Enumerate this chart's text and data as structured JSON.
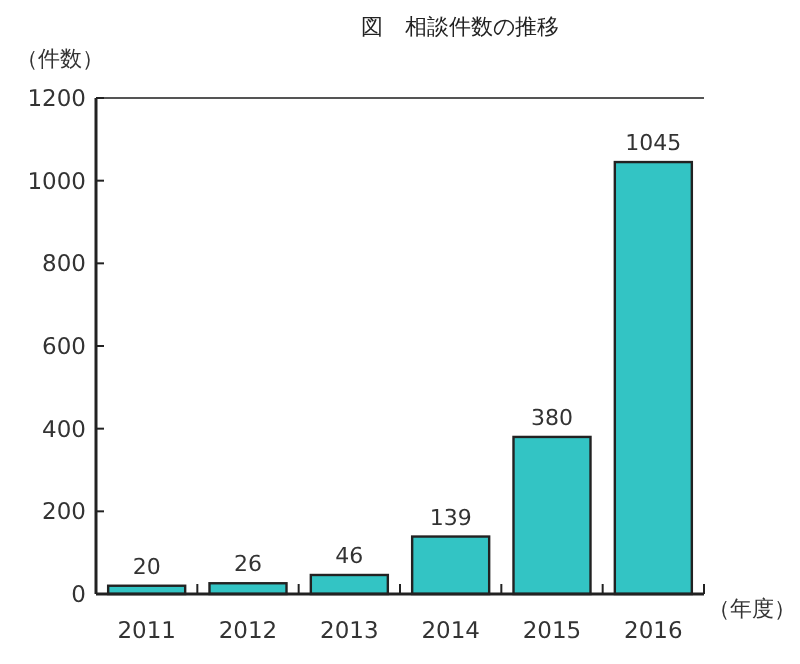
{
  "chart_data": {
    "type": "bar",
    "title": "図　相談件数の推移",
    "ylabel": "（件数）",
    "xlabel": "（年度）",
    "categories": [
      "2011",
      "2012",
      "2013",
      "2014",
      "2015",
      "2016"
    ],
    "values": [
      20,
      26,
      46,
      139,
      380,
      1045
    ],
    "color": "#33c4c4",
    "ylim": [
      0,
      1200
    ],
    "yticks": [
      0,
      200,
      400,
      600,
      800,
      1000,
      1200
    ],
    "data_labels": true,
    "grid": false
  }
}
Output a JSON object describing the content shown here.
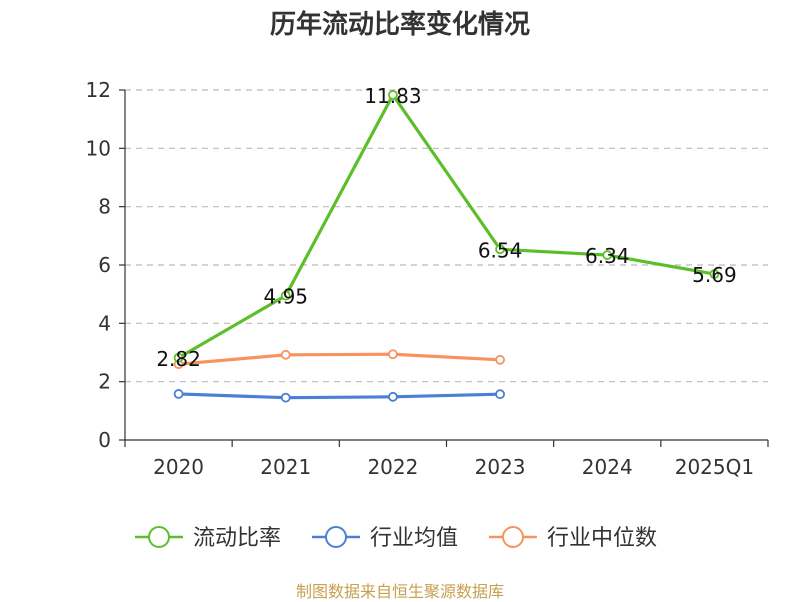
{
  "chart_data": {
    "type": "line",
    "title": "历年流动比率变化情况",
    "categories": [
      "2020",
      "2021",
      "2022",
      "2023",
      "2024",
      "2025Q1"
    ],
    "ylim": [
      0,
      12
    ],
    "yticks": [
      0,
      2,
      4,
      6,
      8,
      10,
      12
    ],
    "grid": true,
    "legend_position": "bottom",
    "series": [
      {
        "name": "流动比率",
        "color": "#5cbf2a",
        "values": [
          2.82,
          4.95,
          11.83,
          6.54,
          6.34,
          5.69
        ],
        "labels": [
          "2.82",
          "4.95",
          "11.83",
          "6.54",
          "6.34",
          "5.69"
        ]
      },
      {
        "name": "行业均值",
        "color": "#4a7fd6",
        "values": [
          1.58,
          1.45,
          1.48,
          1.57,
          null,
          null
        ]
      },
      {
        "name": "行业中位数",
        "color": "#f7945e",
        "values": [
          2.6,
          2.92,
          2.94,
          2.75,
          null,
          null
        ]
      }
    ]
  },
  "source": "制图数据来自恒生聚源数据库"
}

■ Aim
Leave out the pictures and print each record exactly as it stands.

■ Final result
Enumerate this chart's text and data as structured JSON.
{
  "chart_data": {
    "type": "bar",
    "title": "図　相談件数の推移",
    "ylabel": "（件数）",
    "xlabel": "（年度）",
    "categories": [
      "2011",
      "2012",
      "2013",
      "2014",
      "2015",
      "2016"
    ],
    "values": [
      20,
      26,
      46,
      139,
      380,
      1045
    ],
    "color": "#33c4c4",
    "ylim": [
      0,
      1200
    ],
    "yticks": [
      0,
      200,
      400,
      600,
      800,
      1000,
      1200
    ],
    "data_labels": true,
    "grid": false
  }
}
Output a JSON object describing the content shown here.
{
  "chart_data": {
    "type": "line",
    "title": "历年流动比率变化情况",
    "categories": [
      "2020",
      "2021",
      "2022",
      "2023",
      "2024",
      "2025Q1"
    ],
    "ylim": [
      0,
      12
    ],
    "yticks": [
      0,
      2,
      4,
      6,
      8,
      10,
      12
    ],
    "grid": true,
    "legend_position": "bottom",
    "series": [
      {
        "name": "流动比率",
        "color": "#5cbf2a",
        "values": [
          2.82,
          4.95,
          11.83,
          6.54,
          6.34,
          5.69
        ],
        "labels": [
          "2.82",
          "4.95",
          "11.83",
          "6.54",
          "6.34",
          "5.69"
        ]
      },
      {
        "name": "行业均值",
        "color": "#4a7fd6",
        "values": [
          1.58,
          1.45,
          1.48,
          1.57,
          null,
          null
        ]
      },
      {
        "name": "行业中位数",
        "color": "#f7945e",
        "values": [
          2.6,
          2.92,
          2.94,
          2.75,
          null,
          null
        ]
      }
    ]
  },
  "source": "制图数据来自恒生聚源数据库"
}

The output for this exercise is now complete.